§ DIRECTION: Using the data below, tally the lines that include the string "name". Only the number is wanted.

+ + + + + + +

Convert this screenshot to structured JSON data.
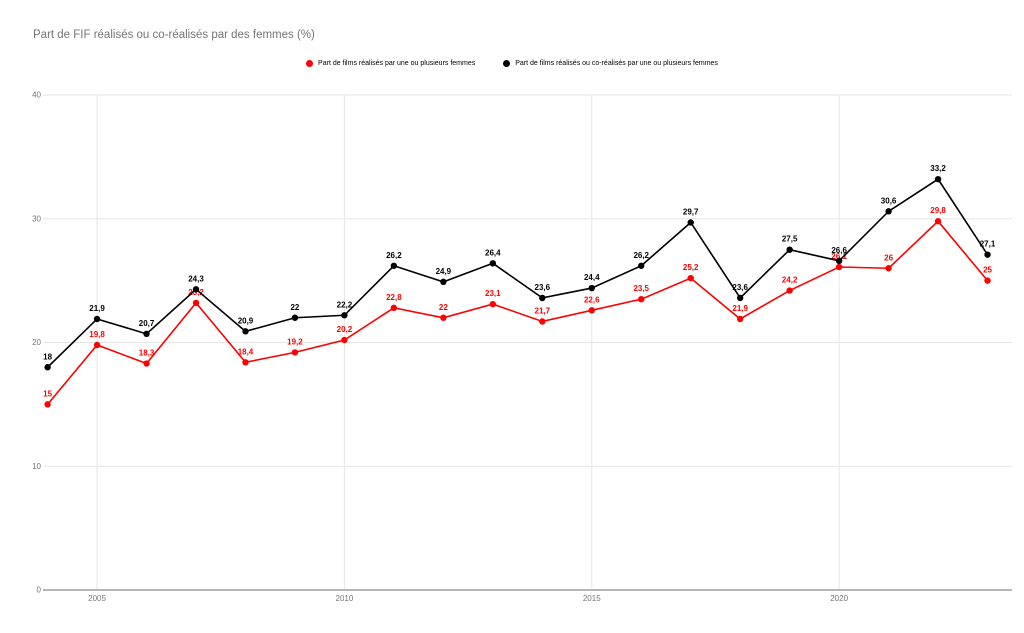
{
  "title": "Part de FIF réalisés ou co-réalisés par des femmes (%)",
  "legend": {
    "items": [
      {
        "label": "Part de films réalisés par une ou plusieurs femmes",
        "color": "#ff0000"
      },
      {
        "label": "Part de films réalisés ou co-réalisés par une ou plusieurs femmes",
        "color": "#000000"
      }
    ]
  },
  "chart_data": {
    "type": "line",
    "title": "Part de FIF réalisés ou co-réalisés par des femmes (%)",
    "x": [
      2004,
      2005,
      2006,
      2007,
      2008,
      2009,
      2010,
      2011,
      2012,
      2013,
      2014,
      2015,
      2016,
      2017,
      2018,
      2019,
      2020,
      2021,
      2022,
      2023
    ],
    "series": [
      {
        "name": "Part de films réalisés par une ou plusieurs femmes",
        "color": "#ff0000",
        "values": [
          15,
          19.8,
          18.3,
          23.2,
          18.4,
          19.2,
          20.2,
          22.8,
          22,
          23.1,
          21.7,
          22.6,
          23.5,
          25.2,
          21.9,
          24.2,
          26.1,
          26,
          29.8,
          25
        ],
        "labels": [
          "15",
          "19,8",
          "18,3",
          "23,2",
          "18,4",
          "19,2",
          "20,2",
          "22,8",
          "22",
          "23,1",
          "21,7",
          "22,6",
          "23,5",
          "25,2",
          "21,9",
          "24,2",
          "26,1",
          "26",
          "29,8",
          "25"
        ]
      },
      {
        "name": "Part de films réalisés ou co-réalisés par une ou plusieurs femmes",
        "color": "#000000",
        "values": [
          18,
          21.9,
          20.7,
          24.3,
          20.9,
          22,
          22.2,
          26.2,
          24.9,
          26.4,
          23.6,
          24.4,
          26.2,
          29.7,
          23.6,
          27.5,
          26.6,
          30.6,
          33.2,
          27.1
        ],
        "labels": [
          "18",
          "21,9",
          "20,7",
          "24,3",
          "20,9",
          "22",
          "22,2",
          "26,2",
          "24,9",
          "26,4",
          "23,6",
          "24,4",
          "26,2",
          "29,7",
          "23,6",
          "27,5",
          "26,6",
          "30,6",
          "33,2",
          "27,1"
        ]
      }
    ],
    "xticks": [
      2005,
      2010,
      2015,
      2020
    ],
    "yticks": [
      0,
      10,
      20,
      30,
      40
    ],
    "ytick_labels": [
      "0",
      "10",
      "20",
      "30",
      "40"
    ],
    "ylim": [
      0,
      40
    ],
    "grid": true,
    "legend_position": "top",
    "colors": {
      "gridline": "#e6e6e6",
      "baseline": "#b5b5b5",
      "tick_text": "#757575",
      "background": "#ffffff"
    }
  }
}
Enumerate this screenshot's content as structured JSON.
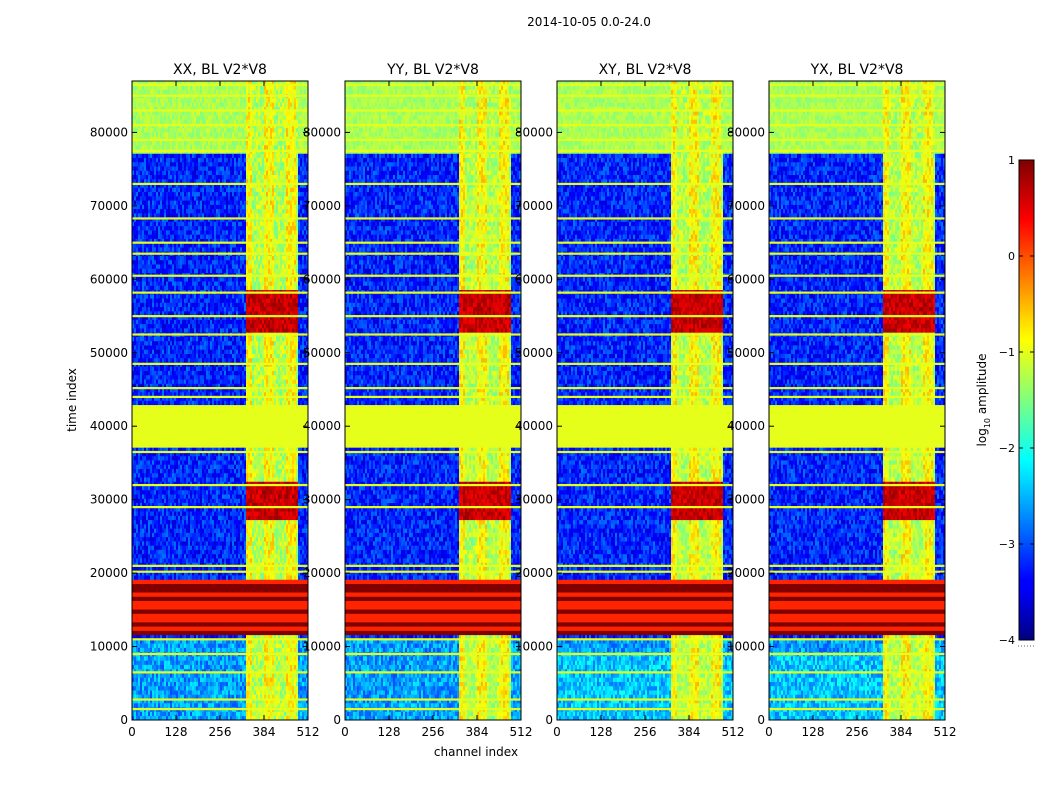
{
  "figure": {
    "suptitle": "2014-10-05 0.0-24.0",
    "ylabel": "time index",
    "xlabel": "channel index",
    "colorbar_label_pre": "log",
    "colorbar_label_sub": "10",
    "colorbar_label_post": " amplitude"
  },
  "chart_data": {
    "type": "heatmap",
    "title": "2014-10-05 0.0-24.0",
    "xlabel": "channel index",
    "ylabel": "time index",
    "xlim": [
      0,
      512
    ],
    "ylim": [
      0,
      87000
    ],
    "xticks": [
      0,
      128,
      256,
      384,
      512
    ],
    "yticks": [
      0,
      10000,
      20000,
      30000,
      40000,
      50000,
      60000,
      70000,
      80000
    ],
    "panels": [
      {
        "title": "XX, BL V2*V8",
        "pol": "XX"
      },
      {
        "title": "YY, BL V2*V8",
        "pol": "YY"
      },
      {
        "title": "XY, BL V2*V8",
        "pol": "XY"
      },
      {
        "title": "YX, BL V2*V8",
        "pol": "YX"
      }
    ],
    "colorbar": {
      "label": "log10 amplitude",
      "range": [
        -4,
        1
      ],
      "ticks": [
        1,
        0,
        -1,
        -2,
        -3,
        -4
      ],
      "tick_labels": [
        "1",
        "0",
        "−1",
        "−2",
        "−3",
        "−4"
      ],
      "colormap": "jet"
    },
    "features": {
      "flagged_time_ranges": [
        [
          37000,
          43000
        ]
      ],
      "flagged_level": -1.0,
      "saturated_time_ranges": [
        [
          11500,
          19000
        ]
      ],
      "saturated_level": 1.0,
      "rfi_channel_range": [
        330,
        480
      ],
      "background_level": -3.2,
      "horizontal_band_rows": [
        1500,
        2800,
        6500,
        9000,
        11000,
        20200,
        21000,
        29000,
        32000,
        36500,
        44000,
        45200,
        48500,
        52500,
        55000,
        58200,
        60500,
        63500,
        65000,
        68300,
        73000,
        77500,
        79000,
        81000,
        83000,
        85000,
        86500
      ]
    }
  }
}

+ + + + + + +

§ FINAL RESULT: 2